Start
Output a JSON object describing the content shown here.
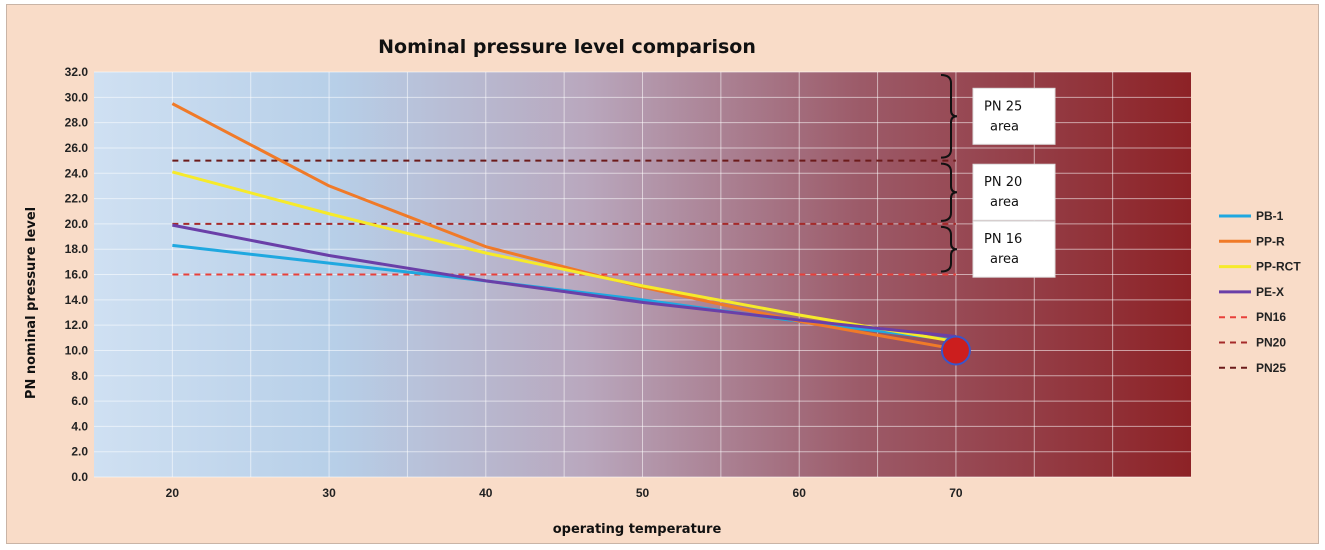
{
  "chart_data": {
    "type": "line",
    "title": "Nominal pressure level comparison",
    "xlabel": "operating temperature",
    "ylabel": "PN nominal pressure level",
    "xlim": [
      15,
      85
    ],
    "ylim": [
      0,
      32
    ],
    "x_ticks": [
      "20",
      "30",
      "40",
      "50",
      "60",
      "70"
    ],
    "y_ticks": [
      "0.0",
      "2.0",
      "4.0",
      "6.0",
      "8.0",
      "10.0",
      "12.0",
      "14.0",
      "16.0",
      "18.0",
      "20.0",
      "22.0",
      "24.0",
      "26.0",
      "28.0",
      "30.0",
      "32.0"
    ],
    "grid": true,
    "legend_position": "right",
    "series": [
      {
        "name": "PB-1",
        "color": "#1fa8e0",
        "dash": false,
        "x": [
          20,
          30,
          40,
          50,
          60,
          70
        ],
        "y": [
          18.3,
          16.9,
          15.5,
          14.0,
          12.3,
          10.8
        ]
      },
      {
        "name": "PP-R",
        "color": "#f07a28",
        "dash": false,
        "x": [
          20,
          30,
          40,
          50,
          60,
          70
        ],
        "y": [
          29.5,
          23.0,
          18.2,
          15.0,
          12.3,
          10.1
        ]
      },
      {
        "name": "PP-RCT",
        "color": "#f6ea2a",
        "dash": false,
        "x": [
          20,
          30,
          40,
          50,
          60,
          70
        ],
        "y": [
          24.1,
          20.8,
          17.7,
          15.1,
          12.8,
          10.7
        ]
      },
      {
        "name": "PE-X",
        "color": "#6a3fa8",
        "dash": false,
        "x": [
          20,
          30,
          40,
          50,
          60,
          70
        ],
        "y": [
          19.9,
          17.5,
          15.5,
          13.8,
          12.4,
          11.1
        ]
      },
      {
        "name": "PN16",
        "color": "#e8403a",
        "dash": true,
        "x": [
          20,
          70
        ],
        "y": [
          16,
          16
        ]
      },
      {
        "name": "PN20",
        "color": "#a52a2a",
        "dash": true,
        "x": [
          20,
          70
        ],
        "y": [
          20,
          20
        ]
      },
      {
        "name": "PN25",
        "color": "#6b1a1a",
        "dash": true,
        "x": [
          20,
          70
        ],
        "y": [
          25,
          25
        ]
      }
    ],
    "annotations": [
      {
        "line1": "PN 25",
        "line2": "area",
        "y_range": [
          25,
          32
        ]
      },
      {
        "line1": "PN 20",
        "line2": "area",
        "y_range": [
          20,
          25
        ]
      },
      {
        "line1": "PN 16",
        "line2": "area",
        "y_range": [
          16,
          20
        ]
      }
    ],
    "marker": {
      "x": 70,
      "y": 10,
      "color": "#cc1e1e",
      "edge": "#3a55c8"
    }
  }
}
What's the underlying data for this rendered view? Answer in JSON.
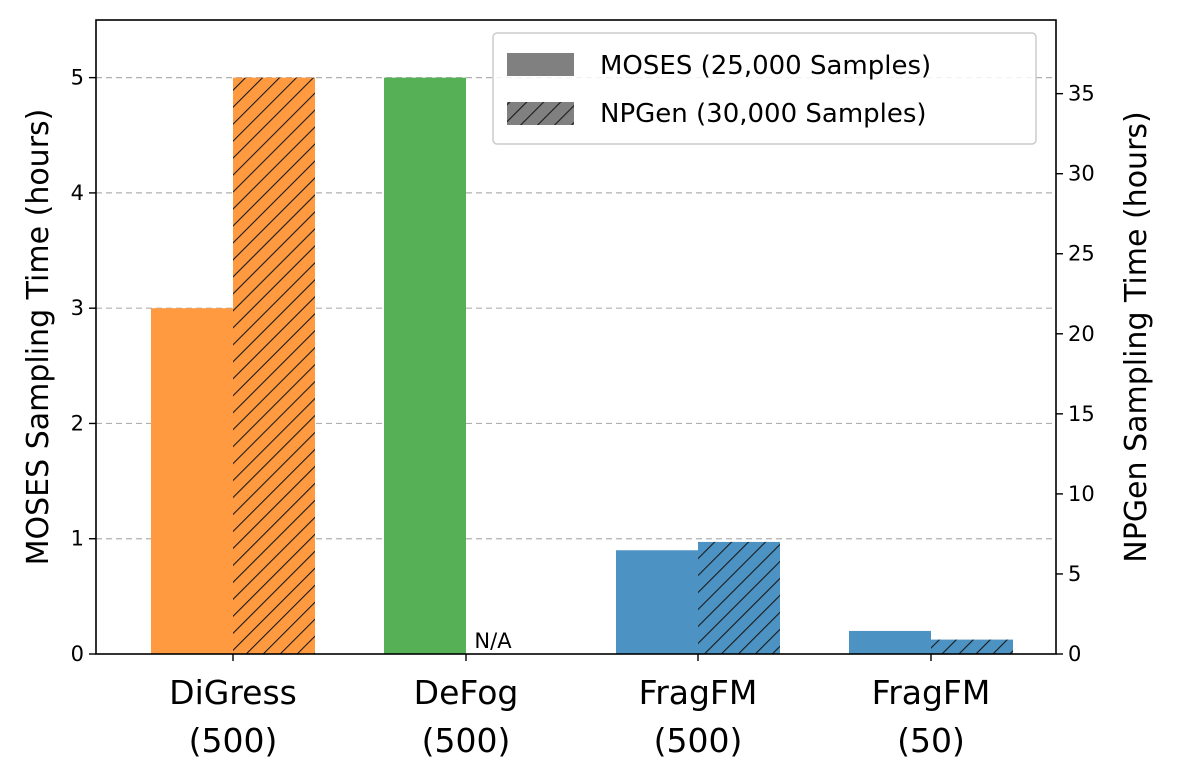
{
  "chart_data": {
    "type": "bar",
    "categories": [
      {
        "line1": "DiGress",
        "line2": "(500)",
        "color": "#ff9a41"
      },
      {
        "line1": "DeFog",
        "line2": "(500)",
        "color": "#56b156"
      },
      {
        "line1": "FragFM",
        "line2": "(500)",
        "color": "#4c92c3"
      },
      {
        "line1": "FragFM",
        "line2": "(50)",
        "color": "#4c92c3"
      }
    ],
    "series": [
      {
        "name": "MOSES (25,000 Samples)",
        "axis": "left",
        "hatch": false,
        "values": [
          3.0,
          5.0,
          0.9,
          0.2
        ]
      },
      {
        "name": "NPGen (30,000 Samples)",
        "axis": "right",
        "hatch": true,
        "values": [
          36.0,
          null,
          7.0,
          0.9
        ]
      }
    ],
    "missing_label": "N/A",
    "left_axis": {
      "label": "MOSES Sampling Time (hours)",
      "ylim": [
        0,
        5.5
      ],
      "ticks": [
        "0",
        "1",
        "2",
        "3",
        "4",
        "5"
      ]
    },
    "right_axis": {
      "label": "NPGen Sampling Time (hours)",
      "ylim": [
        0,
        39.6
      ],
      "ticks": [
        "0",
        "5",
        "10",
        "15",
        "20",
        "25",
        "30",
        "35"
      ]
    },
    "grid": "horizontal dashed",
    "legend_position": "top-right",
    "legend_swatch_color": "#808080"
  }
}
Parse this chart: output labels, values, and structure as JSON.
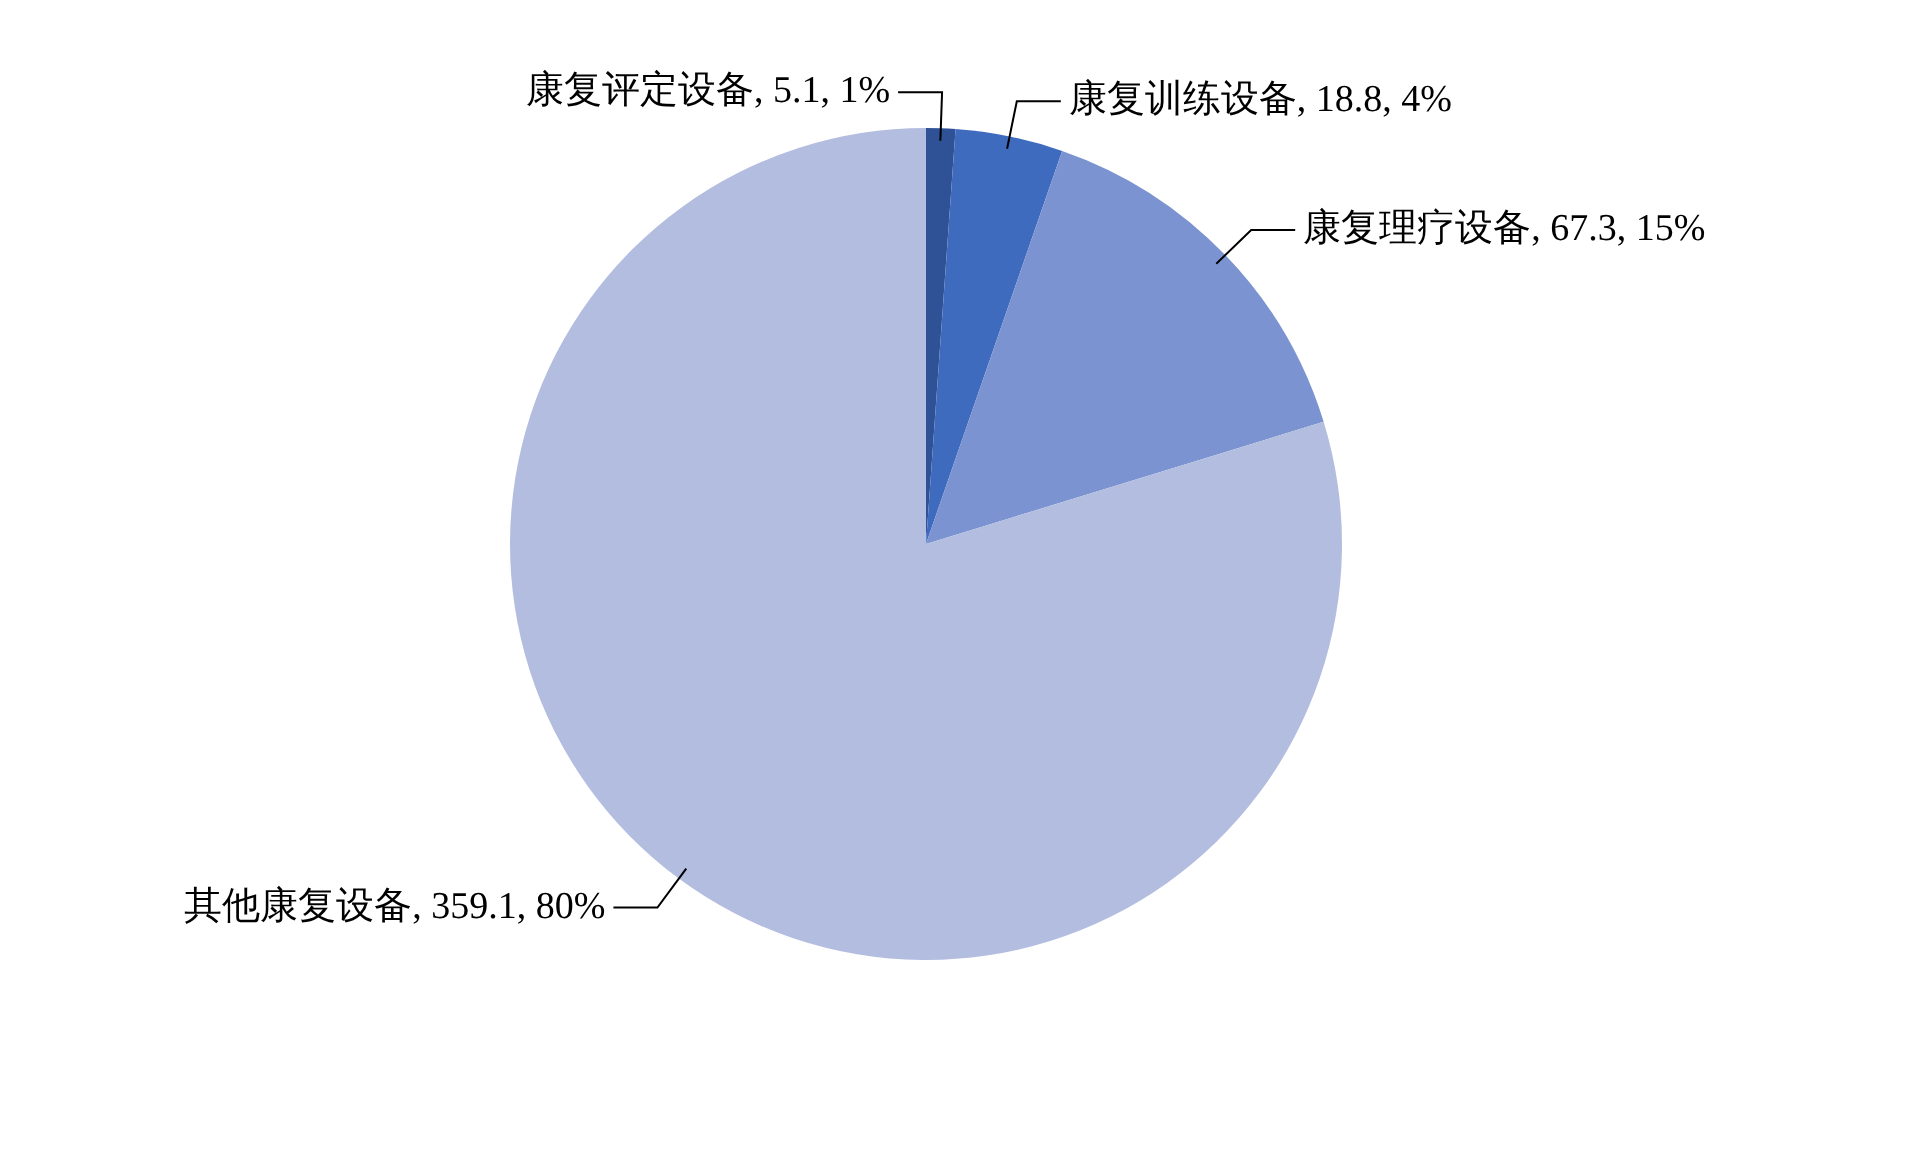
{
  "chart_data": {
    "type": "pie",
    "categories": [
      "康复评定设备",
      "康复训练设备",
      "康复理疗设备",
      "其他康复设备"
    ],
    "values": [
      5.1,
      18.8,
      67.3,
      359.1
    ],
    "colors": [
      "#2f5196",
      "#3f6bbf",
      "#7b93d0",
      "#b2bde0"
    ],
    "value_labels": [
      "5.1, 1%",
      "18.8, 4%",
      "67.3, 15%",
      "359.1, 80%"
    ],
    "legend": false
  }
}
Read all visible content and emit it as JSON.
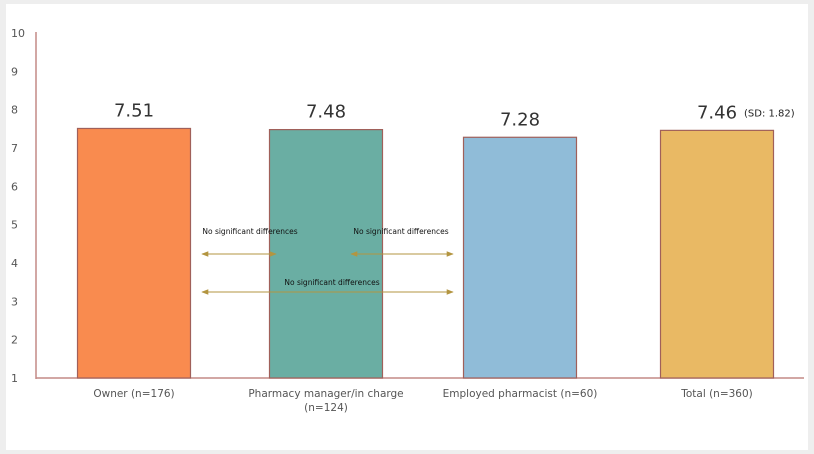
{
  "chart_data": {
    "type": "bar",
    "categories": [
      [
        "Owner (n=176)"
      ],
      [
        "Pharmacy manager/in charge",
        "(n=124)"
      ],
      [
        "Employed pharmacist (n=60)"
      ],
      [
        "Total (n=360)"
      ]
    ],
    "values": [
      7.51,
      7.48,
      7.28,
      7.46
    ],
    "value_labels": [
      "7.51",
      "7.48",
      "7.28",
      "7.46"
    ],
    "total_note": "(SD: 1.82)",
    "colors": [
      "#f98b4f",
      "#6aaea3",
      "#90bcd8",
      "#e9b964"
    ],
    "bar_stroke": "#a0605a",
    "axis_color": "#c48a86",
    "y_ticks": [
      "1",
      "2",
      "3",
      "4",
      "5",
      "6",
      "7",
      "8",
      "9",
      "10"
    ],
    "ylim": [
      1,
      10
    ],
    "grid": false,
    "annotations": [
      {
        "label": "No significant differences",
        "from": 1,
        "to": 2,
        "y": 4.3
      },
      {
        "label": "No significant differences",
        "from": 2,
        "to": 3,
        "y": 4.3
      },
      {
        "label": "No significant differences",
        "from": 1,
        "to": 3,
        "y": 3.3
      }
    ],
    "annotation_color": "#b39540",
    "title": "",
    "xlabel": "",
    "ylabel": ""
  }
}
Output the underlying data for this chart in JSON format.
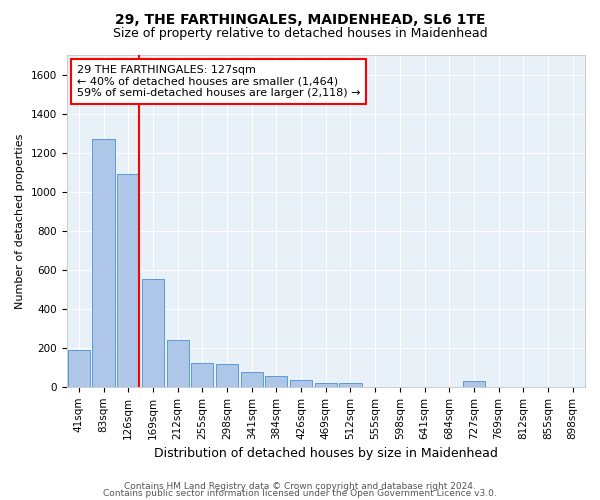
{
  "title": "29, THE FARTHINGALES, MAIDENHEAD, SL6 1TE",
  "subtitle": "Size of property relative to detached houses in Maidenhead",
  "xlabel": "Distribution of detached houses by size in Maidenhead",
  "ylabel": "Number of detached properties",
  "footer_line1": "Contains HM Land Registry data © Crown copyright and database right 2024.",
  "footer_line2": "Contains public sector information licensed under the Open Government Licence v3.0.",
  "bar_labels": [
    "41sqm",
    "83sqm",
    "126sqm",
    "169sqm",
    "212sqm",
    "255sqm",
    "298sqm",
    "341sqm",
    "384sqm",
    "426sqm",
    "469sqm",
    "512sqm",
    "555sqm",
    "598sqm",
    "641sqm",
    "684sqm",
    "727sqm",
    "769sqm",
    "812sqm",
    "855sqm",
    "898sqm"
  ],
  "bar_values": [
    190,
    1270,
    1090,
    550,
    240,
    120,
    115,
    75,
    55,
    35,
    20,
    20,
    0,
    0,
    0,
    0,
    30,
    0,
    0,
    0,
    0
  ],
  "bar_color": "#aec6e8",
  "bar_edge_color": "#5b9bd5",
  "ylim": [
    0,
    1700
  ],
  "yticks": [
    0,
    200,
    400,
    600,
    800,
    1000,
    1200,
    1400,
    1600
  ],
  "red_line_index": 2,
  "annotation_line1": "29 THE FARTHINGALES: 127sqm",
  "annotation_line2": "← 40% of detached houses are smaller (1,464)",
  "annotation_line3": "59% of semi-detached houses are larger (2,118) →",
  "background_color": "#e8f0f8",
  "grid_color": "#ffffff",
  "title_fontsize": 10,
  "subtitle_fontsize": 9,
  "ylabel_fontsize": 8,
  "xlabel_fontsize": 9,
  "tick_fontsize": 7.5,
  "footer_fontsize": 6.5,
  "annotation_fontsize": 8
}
End
§ **What you have to do**
Show the lines that mention the word "houses".

§ **Task output**
  "subtitle": "Size of property relative to detached houses in Maidenhead",
  "xlabel": "Distribution of detached houses by size in Maidenhead",
  "annotation_line2": "← 40% of detached houses are smaller (1,464)",
  "annotation_line3": "59% of semi-detached houses are larger (2,118) →",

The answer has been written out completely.